WHAT THIS TASK INVOLVES: Give only the count of lines containing "JSON".

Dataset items

======

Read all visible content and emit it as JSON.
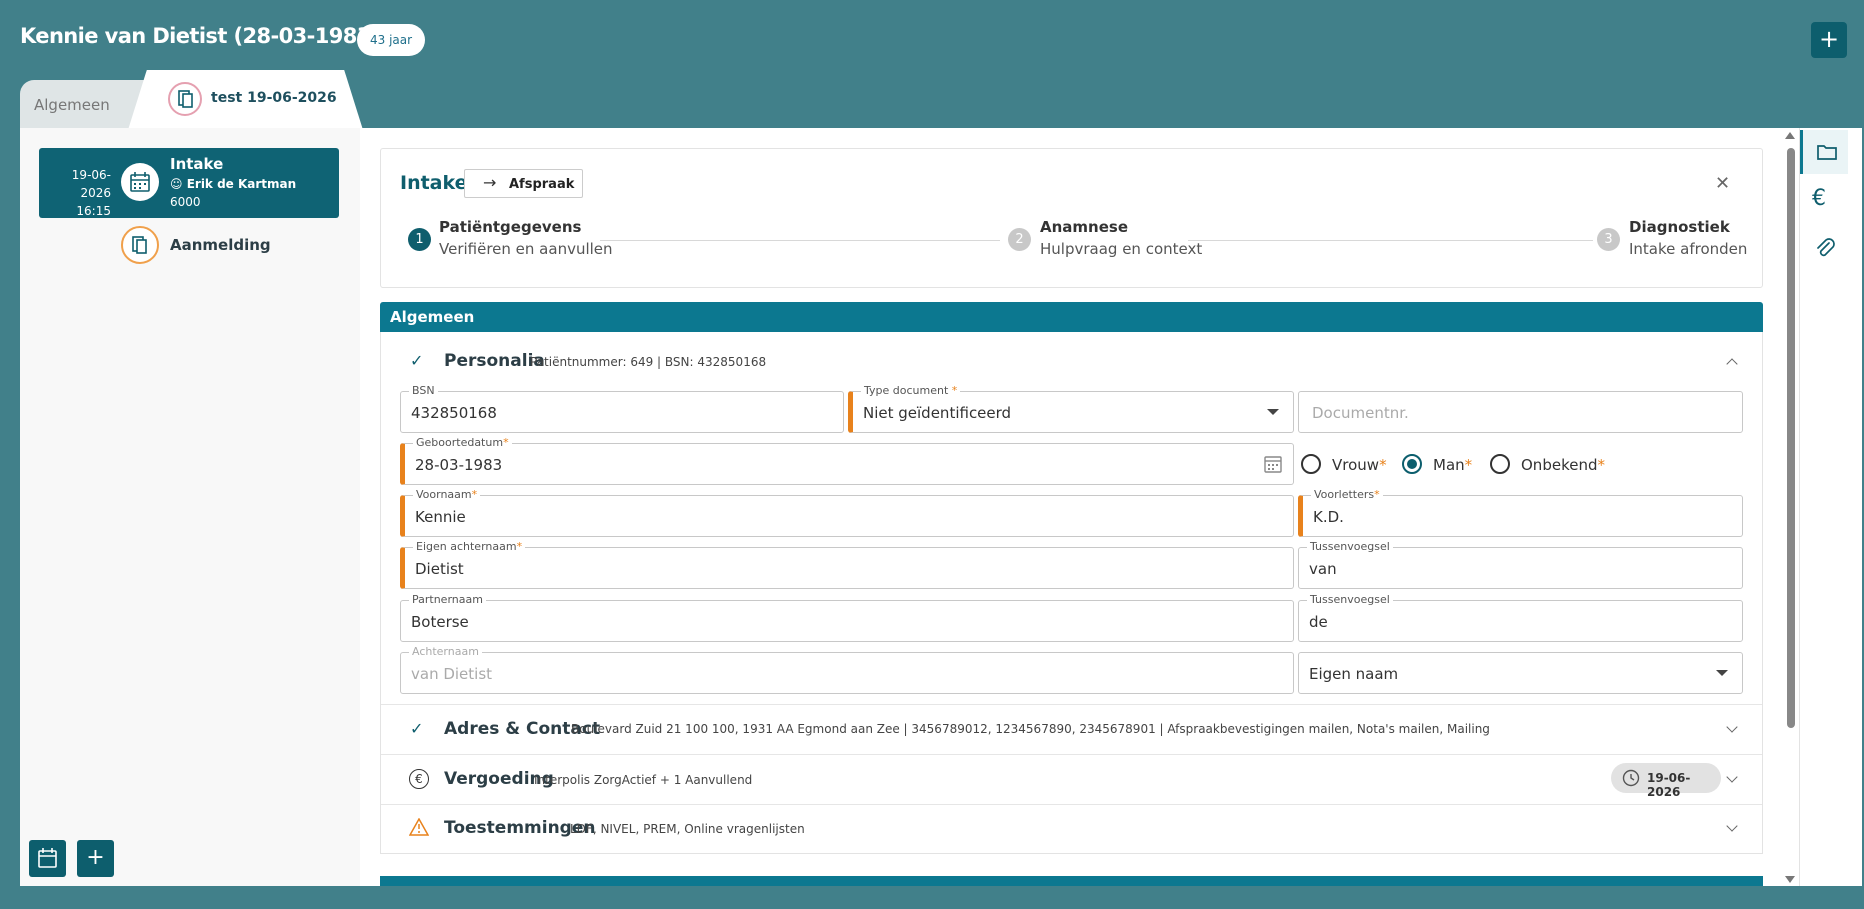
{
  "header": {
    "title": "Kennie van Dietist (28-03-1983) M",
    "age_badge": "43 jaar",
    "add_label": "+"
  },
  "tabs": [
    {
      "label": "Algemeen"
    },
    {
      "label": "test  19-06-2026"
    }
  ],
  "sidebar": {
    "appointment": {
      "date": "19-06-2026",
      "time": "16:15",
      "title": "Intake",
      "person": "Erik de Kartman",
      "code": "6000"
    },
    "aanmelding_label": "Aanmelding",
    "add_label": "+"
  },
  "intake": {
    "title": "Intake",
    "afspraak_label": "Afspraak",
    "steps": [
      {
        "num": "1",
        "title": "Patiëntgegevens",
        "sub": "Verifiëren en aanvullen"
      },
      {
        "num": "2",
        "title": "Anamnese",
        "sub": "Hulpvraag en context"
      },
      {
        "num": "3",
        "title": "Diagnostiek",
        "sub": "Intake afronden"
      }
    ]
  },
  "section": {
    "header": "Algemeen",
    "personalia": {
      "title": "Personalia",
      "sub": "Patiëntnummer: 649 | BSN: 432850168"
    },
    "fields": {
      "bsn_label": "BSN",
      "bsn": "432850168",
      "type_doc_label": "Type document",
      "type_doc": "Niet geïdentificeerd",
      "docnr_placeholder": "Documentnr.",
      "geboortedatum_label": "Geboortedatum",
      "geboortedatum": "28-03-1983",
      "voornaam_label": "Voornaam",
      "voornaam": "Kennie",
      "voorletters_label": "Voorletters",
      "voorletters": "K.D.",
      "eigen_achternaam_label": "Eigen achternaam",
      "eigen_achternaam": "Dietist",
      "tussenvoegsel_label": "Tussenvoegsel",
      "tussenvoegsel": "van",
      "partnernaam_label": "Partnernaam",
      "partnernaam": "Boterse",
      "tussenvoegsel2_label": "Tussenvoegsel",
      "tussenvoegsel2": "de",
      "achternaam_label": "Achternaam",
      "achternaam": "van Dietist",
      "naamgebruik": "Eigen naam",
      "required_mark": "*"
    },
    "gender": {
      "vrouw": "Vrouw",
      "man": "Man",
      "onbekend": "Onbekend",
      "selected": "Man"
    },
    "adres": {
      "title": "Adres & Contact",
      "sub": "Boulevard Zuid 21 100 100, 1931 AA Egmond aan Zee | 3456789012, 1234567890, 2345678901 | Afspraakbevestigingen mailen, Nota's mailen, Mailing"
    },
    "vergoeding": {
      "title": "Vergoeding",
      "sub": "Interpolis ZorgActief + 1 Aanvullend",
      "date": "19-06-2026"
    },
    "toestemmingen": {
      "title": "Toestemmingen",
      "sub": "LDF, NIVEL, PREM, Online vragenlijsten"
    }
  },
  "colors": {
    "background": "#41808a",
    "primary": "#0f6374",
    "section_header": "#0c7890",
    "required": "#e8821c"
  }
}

======

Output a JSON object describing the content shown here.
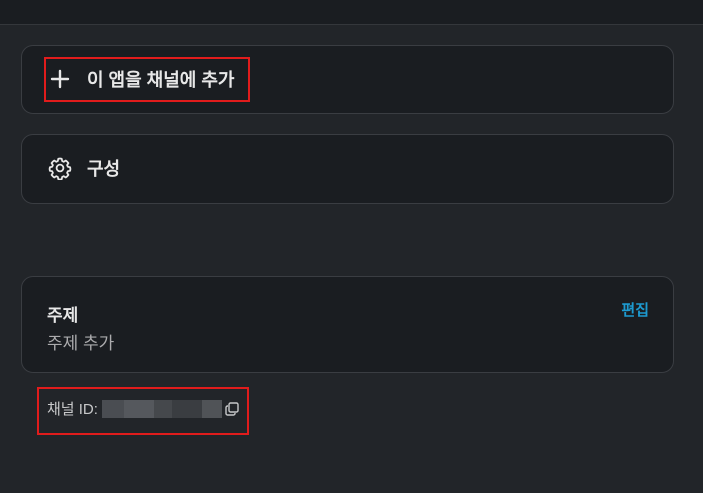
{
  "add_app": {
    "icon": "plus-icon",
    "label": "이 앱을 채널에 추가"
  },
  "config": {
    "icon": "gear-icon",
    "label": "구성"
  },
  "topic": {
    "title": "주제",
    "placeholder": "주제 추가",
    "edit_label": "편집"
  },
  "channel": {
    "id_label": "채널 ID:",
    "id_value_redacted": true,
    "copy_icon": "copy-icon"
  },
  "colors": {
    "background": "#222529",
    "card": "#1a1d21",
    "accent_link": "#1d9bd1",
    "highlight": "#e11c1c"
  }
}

======

RESULT FOR THIS EXERCISE: 2